WRITTEN EXERCISE » Pick out and copy every line below that has the word "Stadtpfarrkirche".

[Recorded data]
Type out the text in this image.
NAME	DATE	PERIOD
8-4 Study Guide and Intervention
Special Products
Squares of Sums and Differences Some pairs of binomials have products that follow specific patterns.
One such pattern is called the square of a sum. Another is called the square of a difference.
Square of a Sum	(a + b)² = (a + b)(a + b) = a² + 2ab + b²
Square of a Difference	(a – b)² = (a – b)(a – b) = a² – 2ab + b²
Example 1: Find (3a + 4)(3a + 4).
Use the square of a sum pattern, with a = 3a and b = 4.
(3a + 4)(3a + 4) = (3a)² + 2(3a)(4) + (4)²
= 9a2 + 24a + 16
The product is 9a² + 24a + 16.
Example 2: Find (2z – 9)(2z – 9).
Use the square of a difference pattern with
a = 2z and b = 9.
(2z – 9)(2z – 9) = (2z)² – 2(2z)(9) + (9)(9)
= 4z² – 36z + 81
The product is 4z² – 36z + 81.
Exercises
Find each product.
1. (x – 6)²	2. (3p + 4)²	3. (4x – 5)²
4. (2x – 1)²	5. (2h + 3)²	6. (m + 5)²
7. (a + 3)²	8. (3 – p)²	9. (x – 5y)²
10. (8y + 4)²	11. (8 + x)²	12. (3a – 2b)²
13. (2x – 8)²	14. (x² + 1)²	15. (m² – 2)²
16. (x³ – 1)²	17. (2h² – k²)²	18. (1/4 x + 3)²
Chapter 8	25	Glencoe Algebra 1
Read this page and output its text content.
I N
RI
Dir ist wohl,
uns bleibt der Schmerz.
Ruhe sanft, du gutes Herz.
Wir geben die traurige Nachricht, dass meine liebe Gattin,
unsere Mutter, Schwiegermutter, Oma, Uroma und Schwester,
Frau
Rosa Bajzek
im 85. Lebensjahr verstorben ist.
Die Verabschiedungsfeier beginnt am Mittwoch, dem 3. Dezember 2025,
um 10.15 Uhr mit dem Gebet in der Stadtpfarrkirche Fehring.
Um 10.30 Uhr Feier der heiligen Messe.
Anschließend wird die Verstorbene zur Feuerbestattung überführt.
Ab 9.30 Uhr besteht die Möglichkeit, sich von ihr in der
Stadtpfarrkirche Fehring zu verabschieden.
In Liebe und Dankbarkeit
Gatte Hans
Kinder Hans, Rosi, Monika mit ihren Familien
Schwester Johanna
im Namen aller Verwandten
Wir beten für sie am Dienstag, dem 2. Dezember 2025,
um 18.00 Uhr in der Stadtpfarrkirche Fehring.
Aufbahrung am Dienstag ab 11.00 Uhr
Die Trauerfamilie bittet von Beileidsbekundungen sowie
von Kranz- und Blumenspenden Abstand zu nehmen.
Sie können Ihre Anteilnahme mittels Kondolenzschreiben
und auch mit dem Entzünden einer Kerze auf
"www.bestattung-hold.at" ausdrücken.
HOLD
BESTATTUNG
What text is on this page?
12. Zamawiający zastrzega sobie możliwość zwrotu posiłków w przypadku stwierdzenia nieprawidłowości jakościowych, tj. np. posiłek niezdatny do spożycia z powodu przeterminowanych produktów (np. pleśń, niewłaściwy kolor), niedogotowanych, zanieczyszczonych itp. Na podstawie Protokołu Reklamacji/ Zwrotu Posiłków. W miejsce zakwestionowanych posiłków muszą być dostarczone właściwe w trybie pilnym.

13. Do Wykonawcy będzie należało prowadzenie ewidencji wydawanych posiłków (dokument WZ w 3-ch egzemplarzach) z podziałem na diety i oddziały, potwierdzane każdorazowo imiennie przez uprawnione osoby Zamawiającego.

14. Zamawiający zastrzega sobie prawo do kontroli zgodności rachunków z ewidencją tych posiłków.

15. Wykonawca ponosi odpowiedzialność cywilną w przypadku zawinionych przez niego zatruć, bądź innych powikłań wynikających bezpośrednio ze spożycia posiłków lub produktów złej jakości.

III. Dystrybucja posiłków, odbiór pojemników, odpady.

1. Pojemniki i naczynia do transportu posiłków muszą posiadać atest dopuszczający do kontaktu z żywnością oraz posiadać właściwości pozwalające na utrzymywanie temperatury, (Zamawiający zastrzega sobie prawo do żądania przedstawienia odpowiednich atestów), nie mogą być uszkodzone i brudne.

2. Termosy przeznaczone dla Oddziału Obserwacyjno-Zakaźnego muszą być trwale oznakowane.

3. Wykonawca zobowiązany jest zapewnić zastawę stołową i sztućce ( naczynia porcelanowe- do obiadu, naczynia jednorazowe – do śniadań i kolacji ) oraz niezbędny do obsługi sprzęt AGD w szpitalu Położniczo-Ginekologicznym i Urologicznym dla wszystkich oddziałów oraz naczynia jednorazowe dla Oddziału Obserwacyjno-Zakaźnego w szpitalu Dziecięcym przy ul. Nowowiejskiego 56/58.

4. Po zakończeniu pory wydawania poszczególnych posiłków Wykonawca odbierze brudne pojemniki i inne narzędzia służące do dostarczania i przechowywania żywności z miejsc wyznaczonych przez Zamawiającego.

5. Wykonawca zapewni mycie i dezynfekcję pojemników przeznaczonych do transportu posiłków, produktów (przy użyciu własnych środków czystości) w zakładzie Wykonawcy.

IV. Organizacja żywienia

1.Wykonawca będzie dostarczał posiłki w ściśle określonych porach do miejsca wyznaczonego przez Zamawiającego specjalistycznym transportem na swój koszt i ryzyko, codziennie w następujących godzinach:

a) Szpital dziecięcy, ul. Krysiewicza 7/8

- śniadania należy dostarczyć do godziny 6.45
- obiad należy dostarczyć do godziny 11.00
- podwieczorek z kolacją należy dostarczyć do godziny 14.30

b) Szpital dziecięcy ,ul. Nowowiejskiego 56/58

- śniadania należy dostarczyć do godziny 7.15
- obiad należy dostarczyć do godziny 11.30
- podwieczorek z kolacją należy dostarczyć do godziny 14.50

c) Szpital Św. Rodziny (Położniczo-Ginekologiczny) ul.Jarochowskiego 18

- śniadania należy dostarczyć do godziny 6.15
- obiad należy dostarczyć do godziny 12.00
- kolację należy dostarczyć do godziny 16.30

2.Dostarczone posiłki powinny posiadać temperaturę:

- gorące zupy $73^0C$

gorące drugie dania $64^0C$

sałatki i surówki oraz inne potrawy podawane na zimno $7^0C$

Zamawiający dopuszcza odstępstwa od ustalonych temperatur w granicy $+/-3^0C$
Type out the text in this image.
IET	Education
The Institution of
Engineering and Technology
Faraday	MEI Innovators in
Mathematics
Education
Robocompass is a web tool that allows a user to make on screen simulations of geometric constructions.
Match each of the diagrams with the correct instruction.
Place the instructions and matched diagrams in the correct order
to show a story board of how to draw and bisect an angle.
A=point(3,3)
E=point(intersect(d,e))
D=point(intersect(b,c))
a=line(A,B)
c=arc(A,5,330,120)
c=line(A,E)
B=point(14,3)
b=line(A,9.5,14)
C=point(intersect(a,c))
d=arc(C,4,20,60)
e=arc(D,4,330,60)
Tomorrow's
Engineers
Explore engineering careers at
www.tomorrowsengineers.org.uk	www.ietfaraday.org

TASK SOLUTION »
um 10.15 Uhr mit dem Gebet in der Stadtpfarrkirche Fehring.
Stadtpfarrkirche Fehring zu verabschieden.
um 18.00 Uhr in der Stadtpfarrkirche Fehring.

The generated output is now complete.